» Do this
Below is a block of records; reproduce all of them exactly and leave out any pictures.

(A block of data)
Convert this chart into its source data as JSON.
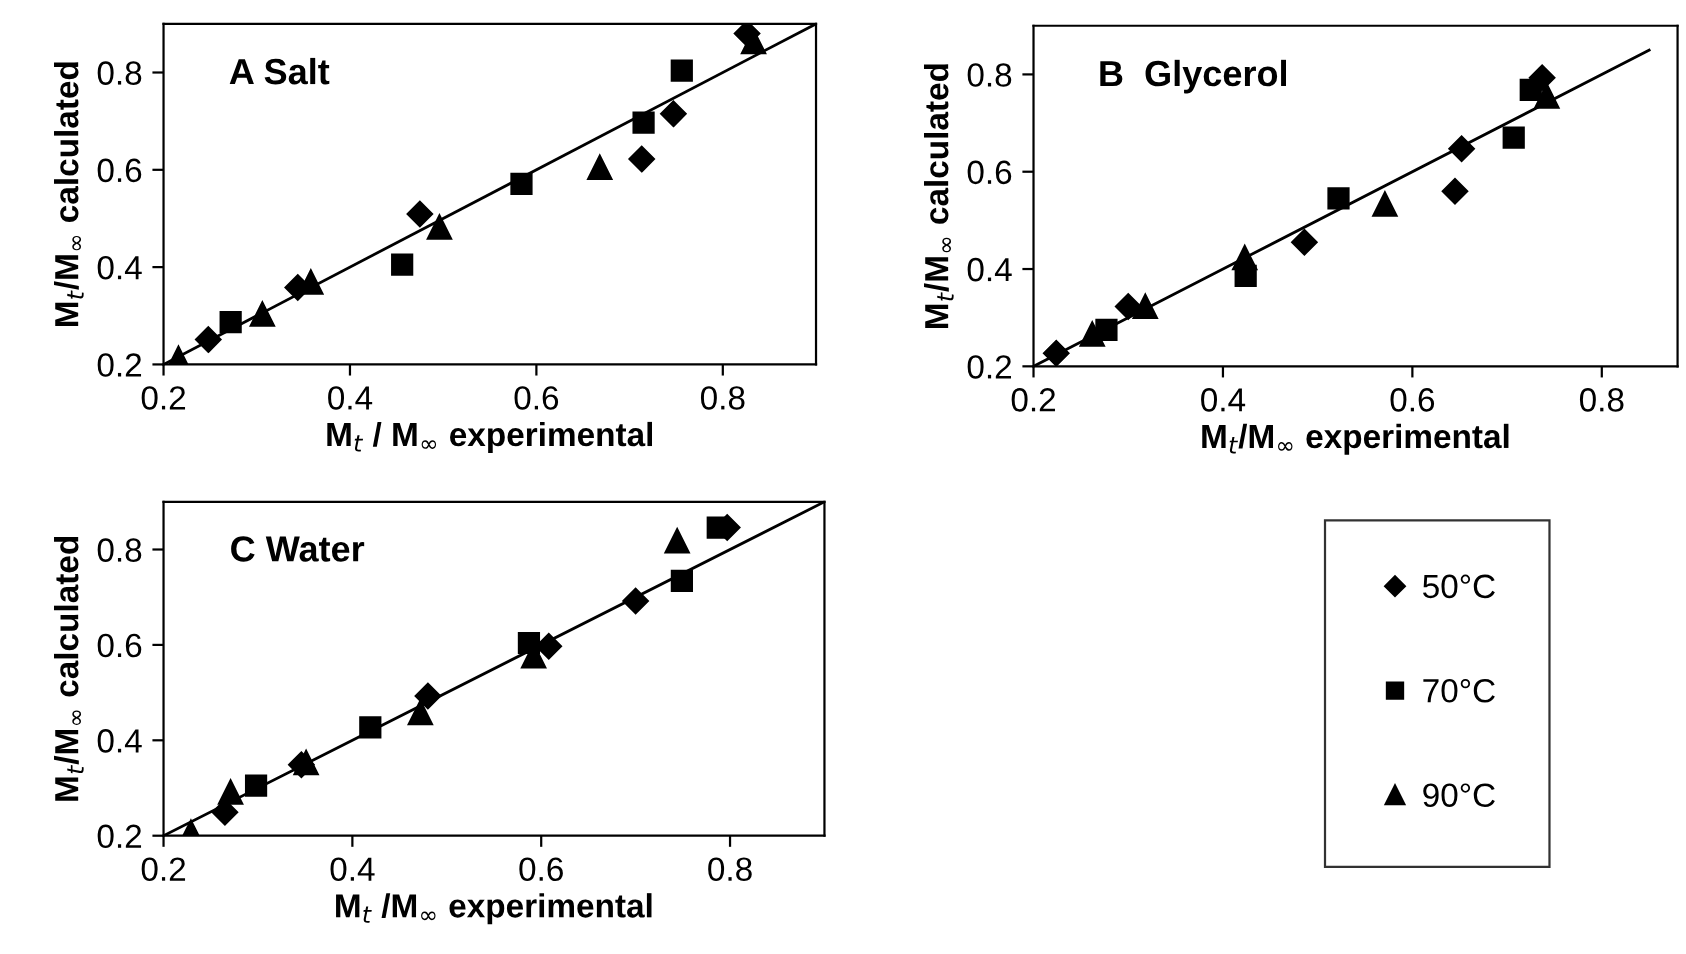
{
  "chart_data": [
    {
      "type": "scatter",
      "title": "A Salt",
      "xlabel": "M$_{t}$ / M$_{∞}$ experimental",
      "ylabel": "M$_{t}$/M$_{∞}$ calculated",
      "xlim": [
        0.2,
        0.9
      ],
      "ylim": [
        0.2,
        0.9
      ],
      "xticks": [
        0.2,
        0.4,
        0.6,
        0.8
      ],
      "yticks": [
        0.2,
        0.4,
        0.6,
        0.8
      ],
      "grid": false,
      "legend": false,
      "series": [
        {
          "color": "#000000",
          "marker": "diamond",
          "x": [
            0.248,
            0.344,
            0.475,
            0.713,
            0.747,
            0.826
          ],
          "values": [
            0.251,
            0.358,
            0.509,
            0.622,
            0.715,
            0.88
          ]
        },
        {
          "color": "#000000",
          "marker": "square",
          "x": [
            0.272,
            0.456,
            0.584,
            0.715,
            0.756
          ],
          "values": [
            0.287,
            0.405,
            0.571,
            0.697,
            0.804
          ]
        },
        {
          "color": "#000000",
          "marker": "triangle",
          "x": [
            0.216,
            0.306,
            0.358,
            0.496,
            0.668,
            0.833
          ],
          "values": [
            0.212,
            0.303,
            0.369,
            0.482,
            0.605,
            0.863
          ]
        },
        {
          "type": "line",
          "color": "#000000",
          "line_style": "solid",
          "x": [
            0.2,
            0.9
          ],
          "values": [
            0.2,
            0.9
          ]
        }
      ]
    },
    {
      "type": "scatter",
      "title": "B  Glycerol",
      "xlabel": "M$_{t}$/M$_{∞}$ experimental",
      "ylabel": "M$_{t}$/M$_{∞}$ calculated",
      "xlim": [
        0.2,
        0.88
      ],
      "ylim": [
        0.2,
        0.9
      ],
      "xticks": [
        0.2,
        0.4,
        0.6,
        0.8
      ],
      "yticks": [
        0.2,
        0.4,
        0.6,
        0.8
      ],
      "grid": false,
      "legend": false,
      "series": [
        {
          "color": "#000000",
          "marker": "diamond",
          "x": [
            0.224,
            0.3,
            0.486,
            0.645,
            0.652,
            0.737
          ],
          "values": [
            0.227,
            0.323,
            0.455,
            0.56,
            0.647,
            0.793
          ]
        },
        {
          "color": "#000000",
          "marker": "square",
          "x": [
            0.277,
            0.424,
            0.522,
            0.707,
            0.725
          ],
          "values": [
            0.275,
            0.386,
            0.545,
            0.67,
            0.768
          ]
        },
        {
          "color": "#000000",
          "marker": "triangle",
          "x": [
            0.262,
            0.318,
            0.423,
            0.571,
            0.742
          ],
          "values": [
            0.266,
            0.323,
            0.423,
            0.533,
            0.755
          ]
        },
        {
          "type": "line",
          "color": "#000000",
          "line_style": "solid",
          "x": [
            0.2,
            0.85
          ],
          "values": [
            0.2,
            0.85
          ]
        }
      ]
    },
    {
      "type": "scatter",
      "title": "C Water",
      "xlabel": "M$_{t}$ /M$_{∞}$ experimental",
      "ylabel": "M$_{t}$/M$_{∞}$ calculated",
      "xlim": [
        0.2,
        0.9
      ],
      "ylim": [
        0.2,
        0.9
      ],
      "xticks": [
        0.2,
        0.4,
        0.6,
        0.8
      ],
      "yticks": [
        0.2,
        0.4,
        0.6,
        0.8
      ],
      "grid": false,
      "legend": "right",
      "series": [
        {
          "name": "50°C",
          "color": "#000000",
          "marker": "diamond",
          "x": [
            0.265,
            0.346,
            0.48,
            0.608,
            0.7,
            0.797
          ],
          "values": [
            0.249,
            0.349,
            0.493,
            0.597,
            0.692,
            0.846
          ]
        },
        {
          "name": "70°C",
          "color": "#000000",
          "marker": "square",
          "x": [
            0.298,
            0.419,
            0.587,
            0.749,
            0.787
          ],
          "values": [
            0.305,
            0.427,
            0.604,
            0.734,
            0.846
          ]
        },
        {
          "name": "90°C",
          "color": "#000000",
          "marker": "triangle",
          "x": [
            0.229,
            0.271,
            0.351,
            0.472,
            0.592,
            0.744
          ],
          "values": [
            0.207,
            0.291,
            0.353,
            0.458,
            0.577,
            0.818
          ]
        },
        {
          "type": "line",
          "color": "#000000",
          "line_style": "solid",
          "x": [
            0.2,
            0.9
          ],
          "values": [
            0.2,
            0.9
          ]
        }
      ]
    }
  ]
}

» Solution to this task
Convert this chart into its source data as JSON.
{
  "chart_data": [
    {
      "type": "scatter",
      "title": "A Salt",
      "xlabel": "M$_{t}$ / M$_{∞}$ experimental",
      "ylabel": "M$_{t}$/M$_{∞}$ calculated",
      "xlim": [
        0.2,
        0.9
      ],
      "ylim": [
        0.2,
        0.9
      ],
      "xticks": [
        0.2,
        0.4,
        0.6,
        0.8
      ],
      "yticks": [
        0.2,
        0.4,
        0.6,
        0.8
      ],
      "grid": false,
      "legend": false,
      "series": [
        {
          "color": "#000000",
          "marker": "diamond",
          "x": [
            0.248,
            0.344,
            0.475,
            0.713,
            0.747,
            0.826
          ],
          "values": [
            0.251,
            0.358,
            0.509,
            0.622,
            0.715,
            0.88
          ]
        },
        {
          "color": "#000000",
          "marker": "square",
          "x": [
            0.272,
            0.456,
            0.584,
            0.715,
            0.756
          ],
          "values": [
            0.287,
            0.405,
            0.571,
            0.697,
            0.804
          ]
        },
        {
          "color": "#000000",
          "marker": "triangle",
          "x": [
            0.216,
            0.306,
            0.358,
            0.496,
            0.668,
            0.833
          ],
          "values": [
            0.212,
            0.303,
            0.369,
            0.482,
            0.605,
            0.863
          ]
        },
        {
          "type": "line",
          "color": "#000000",
          "line_style": "solid",
          "x": [
            0.2,
            0.9
          ],
          "values": [
            0.2,
            0.9
          ]
        }
      ]
    },
    {
      "type": "scatter",
      "title": "B  Glycerol",
      "xlabel": "M$_{t}$/M$_{∞}$ experimental",
      "ylabel": "M$_{t}$/M$_{∞}$ calculated",
      "xlim": [
        0.2,
        0.88
      ],
      "ylim": [
        0.2,
        0.9
      ],
      "xticks": [
        0.2,
        0.4,
        0.6,
        0.8
      ],
      "yticks": [
        0.2,
        0.4,
        0.6,
        0.8
      ],
      "grid": false,
      "legend": false,
      "series": [
        {
          "color": "#000000",
          "marker": "diamond",
          "x": [
            0.224,
            0.3,
            0.486,
            0.645,
            0.652,
            0.737
          ],
          "values": [
            0.227,
            0.323,
            0.455,
            0.56,
            0.647,
            0.793
          ]
        },
        {
          "color": "#000000",
          "marker": "square",
          "x": [
            0.277,
            0.424,
            0.522,
            0.707,
            0.725
          ],
          "values": [
            0.275,
            0.386,
            0.545,
            0.67,
            0.768
          ]
        },
        {
          "color": "#000000",
          "marker": "triangle",
          "x": [
            0.262,
            0.318,
            0.423,
            0.571,
            0.742
          ],
          "values": [
            0.266,
            0.323,
            0.423,
            0.533,
            0.755
          ]
        },
        {
          "type": "line",
          "color": "#000000",
          "line_style": "solid",
          "x": [
            0.2,
            0.85
          ],
          "values": [
            0.2,
            0.85
          ]
        }
      ]
    },
    {
      "type": "scatter",
      "title": "C Water",
      "xlabel": "M$_{t}$ /M$_{∞}$ experimental",
      "ylabel": "M$_{t}$/M$_{∞}$ calculated",
      "xlim": [
        0.2,
        0.9
      ],
      "ylim": [
        0.2,
        0.9
      ],
      "xticks": [
        0.2,
        0.4,
        0.6,
        0.8
      ],
      "yticks": [
        0.2,
        0.4,
        0.6,
        0.8
      ],
      "grid": false,
      "legend": "right",
      "series": [
        {
          "name": "50°C",
          "color": "#000000",
          "marker": "diamond",
          "x": [
            0.265,
            0.346,
            0.48,
            0.608,
            0.7,
            0.797
          ],
          "values": [
            0.249,
            0.349,
            0.493,
            0.597,
            0.692,
            0.846
          ]
        },
        {
          "name": "70°C",
          "color": "#000000",
          "marker": "square",
          "x": [
            0.298,
            0.419,
            0.587,
            0.749,
            0.787
          ],
          "values": [
            0.305,
            0.427,
            0.604,
            0.734,
            0.846
          ]
        },
        {
          "name": "90°C",
          "color": "#000000",
          "marker": "triangle",
          "x": [
            0.229,
            0.271,
            0.351,
            0.472,
            0.592,
            0.744
          ],
          "values": [
            0.207,
            0.291,
            0.353,
            0.458,
            0.577,
            0.818
          ]
        },
        {
          "type": "line",
          "color": "#000000",
          "line_style": "solid",
          "x": [
            0.2,
            0.9
          ],
          "values": [
            0.2,
            0.9
          ]
        }
      ]
    }
  ]
}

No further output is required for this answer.